BRIEF => Verbatim output of all the material below is required.

__________________________________________________

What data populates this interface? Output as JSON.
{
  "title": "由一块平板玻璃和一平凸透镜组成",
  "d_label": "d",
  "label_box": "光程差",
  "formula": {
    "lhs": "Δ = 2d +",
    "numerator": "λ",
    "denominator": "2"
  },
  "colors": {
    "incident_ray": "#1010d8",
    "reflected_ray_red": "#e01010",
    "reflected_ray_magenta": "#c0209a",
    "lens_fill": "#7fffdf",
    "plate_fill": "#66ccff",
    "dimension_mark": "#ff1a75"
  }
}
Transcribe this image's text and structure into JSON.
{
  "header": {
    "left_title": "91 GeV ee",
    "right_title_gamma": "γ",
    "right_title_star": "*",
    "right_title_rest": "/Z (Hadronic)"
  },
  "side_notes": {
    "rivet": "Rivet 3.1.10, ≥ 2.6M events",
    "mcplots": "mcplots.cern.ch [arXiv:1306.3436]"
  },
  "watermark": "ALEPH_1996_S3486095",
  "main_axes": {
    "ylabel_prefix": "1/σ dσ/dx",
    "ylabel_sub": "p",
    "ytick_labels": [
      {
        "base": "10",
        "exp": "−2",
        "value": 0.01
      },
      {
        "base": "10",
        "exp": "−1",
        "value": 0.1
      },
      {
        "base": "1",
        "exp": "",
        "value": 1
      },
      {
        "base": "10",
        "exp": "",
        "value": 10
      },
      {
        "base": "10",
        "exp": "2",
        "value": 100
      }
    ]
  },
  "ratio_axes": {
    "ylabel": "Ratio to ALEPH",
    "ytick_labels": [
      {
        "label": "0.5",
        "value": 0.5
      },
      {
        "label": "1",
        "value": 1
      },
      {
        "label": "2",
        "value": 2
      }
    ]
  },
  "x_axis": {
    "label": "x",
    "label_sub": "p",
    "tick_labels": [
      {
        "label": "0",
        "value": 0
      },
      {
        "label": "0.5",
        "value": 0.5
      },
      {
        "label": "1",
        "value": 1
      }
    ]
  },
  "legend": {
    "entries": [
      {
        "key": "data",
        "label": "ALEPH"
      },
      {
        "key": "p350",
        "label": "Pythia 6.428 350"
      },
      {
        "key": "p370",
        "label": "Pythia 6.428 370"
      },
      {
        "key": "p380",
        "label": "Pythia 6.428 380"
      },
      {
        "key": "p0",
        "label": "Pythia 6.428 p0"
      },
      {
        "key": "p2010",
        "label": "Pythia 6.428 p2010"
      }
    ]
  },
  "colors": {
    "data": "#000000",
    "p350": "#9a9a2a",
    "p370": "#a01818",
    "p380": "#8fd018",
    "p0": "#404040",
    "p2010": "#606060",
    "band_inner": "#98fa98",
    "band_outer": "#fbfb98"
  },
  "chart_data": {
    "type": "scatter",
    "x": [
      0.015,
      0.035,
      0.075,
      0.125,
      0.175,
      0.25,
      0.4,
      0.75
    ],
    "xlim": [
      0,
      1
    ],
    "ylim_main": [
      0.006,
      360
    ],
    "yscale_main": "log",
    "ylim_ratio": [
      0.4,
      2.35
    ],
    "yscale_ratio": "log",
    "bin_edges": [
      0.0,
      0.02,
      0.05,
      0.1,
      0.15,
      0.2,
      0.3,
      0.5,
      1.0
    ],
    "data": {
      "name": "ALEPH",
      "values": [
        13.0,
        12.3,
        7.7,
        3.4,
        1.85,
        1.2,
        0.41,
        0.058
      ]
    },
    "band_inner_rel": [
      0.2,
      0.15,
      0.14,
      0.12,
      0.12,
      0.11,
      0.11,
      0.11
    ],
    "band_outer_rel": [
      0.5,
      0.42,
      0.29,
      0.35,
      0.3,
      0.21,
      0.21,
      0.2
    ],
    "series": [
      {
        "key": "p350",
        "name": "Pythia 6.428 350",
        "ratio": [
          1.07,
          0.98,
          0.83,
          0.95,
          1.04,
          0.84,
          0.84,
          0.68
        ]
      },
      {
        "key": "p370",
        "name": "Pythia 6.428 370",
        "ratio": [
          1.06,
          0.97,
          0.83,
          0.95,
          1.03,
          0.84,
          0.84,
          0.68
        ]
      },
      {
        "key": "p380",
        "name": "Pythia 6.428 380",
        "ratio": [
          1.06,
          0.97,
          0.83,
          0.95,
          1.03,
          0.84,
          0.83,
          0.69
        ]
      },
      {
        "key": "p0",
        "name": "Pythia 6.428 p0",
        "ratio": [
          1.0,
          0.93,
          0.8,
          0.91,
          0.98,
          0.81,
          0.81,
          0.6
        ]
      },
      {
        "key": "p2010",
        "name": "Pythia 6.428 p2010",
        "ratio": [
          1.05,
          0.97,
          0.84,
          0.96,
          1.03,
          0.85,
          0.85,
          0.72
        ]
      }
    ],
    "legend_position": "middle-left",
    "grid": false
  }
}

__________________________________________________

EXERCISE RESPONSE =>
What data populates this interface? Output as JSON.
{
  "title": "由一块平板玻璃和一平凸透镜组成",
  "d_label": "d",
  "label_box": "光程差",
  "formula": {
    "lhs": "Δ = 2d +",
    "numerator": "λ",
    "denominator": "2"
  },
  "colors": {
    "incident_ray": "#1010d8",
    "reflected_ray_red": "#e01010",
    "reflected_ray_magenta": "#c0209a",
    "lens_fill": "#7fffdf",
    "plate_fill": "#66ccff",
    "dimension_mark": "#ff1a75"
  }
}
Transcribe this image's text and structure into JSON.
{
  "header": {
    "left_title": "91 GeV ee",
    "right_title_gamma": "γ",
    "right_title_star": "*",
    "right_title_rest": "/Z (Hadronic)"
  },
  "side_notes": {
    "rivet": "Rivet 3.1.10, ≥ 2.6M events",
    "mcplots": "mcplots.cern.ch [arXiv:1306.3436]"
  },
  "watermark": "ALEPH_1996_S3486095",
  "main_axes": {
    "ylabel_prefix": "1/σ dσ/dx",
    "ylabel_sub": "p",
    "ytick_labels": [
      {
        "base": "10",
        "exp": "−2",
        "value": 0.01
      },
      {
        "base": "10",
        "exp": "−1",
        "value": 0.1
      },
      {
        "base": "1",
        "exp": "",
        "value": 1
      },
      {
        "base": "10",
        "exp": "",
        "value": 10
      },
      {
        "base": "10",
        "exp": "2",
        "value": 100
      }
    ]
  },
  "ratio_axes": {
    "ylabel": "Ratio to ALEPH",
    "ytick_labels": [
      {
        "label": "0.5",
        "value": 0.5
      },
      {
        "label": "1",
        "value": 1
      },
      {
        "label": "2",
        "value": 2
      }
    ]
  },
  "x_axis": {
    "label": "x",
    "label_sub": "p",
    "tick_labels": [
      {
        "label": "0",
        "value": 0
      },
      {
        "label": "0.5",
        "value": 0.5
      },
      {
        "label": "1",
        "value": 1
      }
    ]
  },
  "legend": {
    "entries": [
      {
        "key": "data",
        "label": "ALEPH"
      },
      {
        "key": "p350",
        "label": "Pythia 6.428 350"
      },
      {
        "key": "p370",
        "label": "Pythia 6.428 370"
      },
      {
        "key": "p380",
        "label": "Pythia 6.428 380"
      },
      {
        "key": "p0",
        "label": "Pythia 6.428 p0"
      },
      {
        "key": "p2010",
        "label": "Pythia 6.428 p2010"
      }
    ]
  },
  "colors": {
    "data": "#000000",
    "p350": "#9a9a2a",
    "p370": "#a01818",
    "p380": "#8fd018",
    "p0": "#404040",
    "p2010": "#606060",
    "band_inner": "#98fa98",
    "band_outer": "#fbfb98"
  },
  "chart_data": {
    "type": "scatter",
    "x": [
      0.015,
      0.035,
      0.075,
      0.125,
      0.175,
      0.25,
      0.4,
      0.75
    ],
    "xlim": [
      0,
      1
    ],
    "ylim_main": [
      0.006,
      360
    ],
    "yscale_main": "log",
    "ylim_ratio": [
      0.4,
      2.35
    ],
    "yscale_ratio": "log",
    "bin_edges": [
      0.0,
      0.02,
      0.05,
      0.1,
      0.15,
      0.2,
      0.3,
      0.5,
      1.0
    ],
    "data": {
      "name": "ALEPH",
      "values": [
        13.0,
        12.3,
        7.7,
        3.4,
        1.85,
        1.2,
        0.41,
        0.058
      ]
    },
    "band_inner_rel": [
      0.2,
      0.15,
      0.14,
      0.12,
      0.12,
      0.11,
      0.11,
      0.11
    ],
    "band_outer_rel": [
      0.5,
      0.42,
      0.29,
      0.35,
      0.3,
      0.21,
      0.21,
      0.2
    ],
    "series": [
      {
        "key": "p350",
        "name": "Pythia 6.428 350",
        "ratio": [
          1.07,
          0.98,
          0.83,
          0.95,
          1.04,
          0.84,
          0.84,
          0.68
        ]
      },
      {
        "key": "p370",
        "name": "Pythia 6.428 370",
        "ratio": [
          1.06,
          0.97,
          0.83,
          0.95,
          1.03,
          0.84,
          0.84,
          0.68
        ]
      },
      {
        "key": "p380",
        "name": "Pythia 6.428 380",
        "ratio": [
          1.06,
          0.97,
          0.83,
          0.95,
          1.03,
          0.84,
          0.83,
          0.69
        ]
      },
      {
        "key": "p0",
        "name": "Pythia 6.428 p0",
        "ratio": [
          1.0,
          0.93,
          0.8,
          0.91,
          0.98,
          0.81,
          0.81,
          0.6
        ]
      },
      {
        "key": "p2010",
        "name": "Pythia 6.428 p2010",
        "ratio": [
          1.05,
          0.97,
          0.84,
          0.96,
          1.03,
          0.85,
          0.85,
          0.72
        ]
      }
    ],
    "legend_position": "middle-left",
    "grid": false
  }
}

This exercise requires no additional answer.